# start of Input data

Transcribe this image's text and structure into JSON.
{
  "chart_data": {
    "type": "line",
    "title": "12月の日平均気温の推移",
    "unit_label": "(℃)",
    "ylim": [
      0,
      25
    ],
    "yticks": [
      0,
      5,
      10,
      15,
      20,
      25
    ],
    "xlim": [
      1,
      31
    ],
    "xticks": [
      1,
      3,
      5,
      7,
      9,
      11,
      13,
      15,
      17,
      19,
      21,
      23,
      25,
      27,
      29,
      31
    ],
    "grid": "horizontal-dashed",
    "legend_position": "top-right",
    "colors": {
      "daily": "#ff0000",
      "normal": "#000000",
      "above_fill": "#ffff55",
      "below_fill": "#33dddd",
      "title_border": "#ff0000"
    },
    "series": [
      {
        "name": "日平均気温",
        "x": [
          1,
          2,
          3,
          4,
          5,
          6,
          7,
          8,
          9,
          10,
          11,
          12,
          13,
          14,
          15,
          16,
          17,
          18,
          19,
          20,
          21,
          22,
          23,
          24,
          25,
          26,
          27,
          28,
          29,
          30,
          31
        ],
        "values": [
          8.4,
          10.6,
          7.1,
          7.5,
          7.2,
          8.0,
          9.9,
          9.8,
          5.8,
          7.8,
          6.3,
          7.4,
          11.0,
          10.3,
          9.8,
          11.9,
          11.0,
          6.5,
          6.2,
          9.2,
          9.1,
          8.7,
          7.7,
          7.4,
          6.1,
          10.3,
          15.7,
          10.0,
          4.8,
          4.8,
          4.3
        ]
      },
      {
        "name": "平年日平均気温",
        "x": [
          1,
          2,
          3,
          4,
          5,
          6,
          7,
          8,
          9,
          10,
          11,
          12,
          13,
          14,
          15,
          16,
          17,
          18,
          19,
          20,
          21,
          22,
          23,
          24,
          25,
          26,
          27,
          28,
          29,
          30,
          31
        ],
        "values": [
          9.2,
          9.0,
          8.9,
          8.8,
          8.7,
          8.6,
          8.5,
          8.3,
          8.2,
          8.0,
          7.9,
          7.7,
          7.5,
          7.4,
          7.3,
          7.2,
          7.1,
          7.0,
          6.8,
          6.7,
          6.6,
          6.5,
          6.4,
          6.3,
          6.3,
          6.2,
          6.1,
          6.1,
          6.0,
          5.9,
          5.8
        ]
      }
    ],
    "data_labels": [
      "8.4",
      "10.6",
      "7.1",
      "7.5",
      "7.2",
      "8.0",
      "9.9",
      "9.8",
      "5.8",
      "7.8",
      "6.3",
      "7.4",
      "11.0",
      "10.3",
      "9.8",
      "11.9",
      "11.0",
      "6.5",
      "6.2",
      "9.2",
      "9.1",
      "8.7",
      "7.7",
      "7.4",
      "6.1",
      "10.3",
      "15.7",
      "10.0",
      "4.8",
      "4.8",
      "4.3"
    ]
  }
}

# end of Input data

Requirement: Retype the listing. Match it exactly.

In response:
Transcribe this image's text and structure into JSON.
{
  "chart_data": {
    "type": "line",
    "title": "12月の日平均気温の推移",
    "unit_label": "(℃)",
    "ylim": [
      0,
      25
    ],
    "yticks": [
      0,
      5,
      10,
      15,
      20,
      25
    ],
    "xlim": [
      1,
      31
    ],
    "xticks": [
      1,
      3,
      5,
      7,
      9,
      11,
      13,
      15,
      17,
      19,
      21,
      23,
      25,
      27,
      29,
      31
    ],
    "grid": "horizontal-dashed",
    "legend_position": "top-right",
    "colors": {
      "daily": "#ff0000",
      "normal": "#000000",
      "above_fill": "#ffff55",
      "below_fill": "#33dddd",
      "title_border": "#ff0000"
    },
    "series": [
      {
        "name": "日平均気温",
        "x": [
          1,
          2,
          3,
          4,
          5,
          6,
          7,
          8,
          9,
          10,
          11,
          12,
          13,
          14,
          15,
          16,
          17,
          18,
          19,
          20,
          21,
          22,
          23,
          24,
          25,
          26,
          27,
          28,
          29,
          30,
          31
        ],
        "values": [
          8.4,
          10.6,
          7.1,
          7.5,
          7.2,
          8.0,
          9.9,
          9.8,
          5.8,
          7.8,
          6.3,
          7.4,
          11.0,
          10.3,
          9.8,
          11.9,
          11.0,
          6.5,
          6.2,
          9.2,
          9.1,
          8.7,
          7.7,
          7.4,
          6.1,
          10.3,
          15.7,
          10.0,
          4.8,
          4.8,
          4.3
        ]
      },
      {
        "name": "平年日平均気温",
        "x": [
          1,
          2,
          3,
          4,
          5,
          6,
          7,
          8,
          9,
          10,
          11,
          12,
          13,
          14,
          15,
          16,
          17,
          18,
          19,
          20,
          21,
          22,
          23,
          24,
          25,
          26,
          27,
          28,
          29,
          30,
          31
        ],
        "values": [
          9.2,
          9.0,
          8.9,
          8.8,
          8.7,
          8.6,
          8.5,
          8.3,
          8.2,
          8.0,
          7.9,
          7.7,
          7.5,
          7.4,
          7.3,
          7.2,
          7.1,
          7.0,
          6.8,
          6.7,
          6.6,
          6.5,
          6.4,
          6.3,
          6.3,
          6.2,
          6.1,
          6.1,
          6.0,
          5.9,
          5.8
        ]
      }
    ],
    "data_labels": [
      "8.4",
      "10.6",
      "7.1",
      "7.5",
      "7.2",
      "8.0",
      "9.9",
      "9.8",
      "5.8",
      "7.8",
      "6.3",
      "7.4",
      "11.0",
      "10.3",
      "9.8",
      "11.9",
      "11.0",
      "6.5",
      "6.2",
      "9.2",
      "9.1",
      "8.7",
      "7.7",
      "7.4",
      "6.1",
      "10.3",
      "15.7",
      "10.0",
      "4.8",
      "4.8",
      "4.3"
    ]
  }
}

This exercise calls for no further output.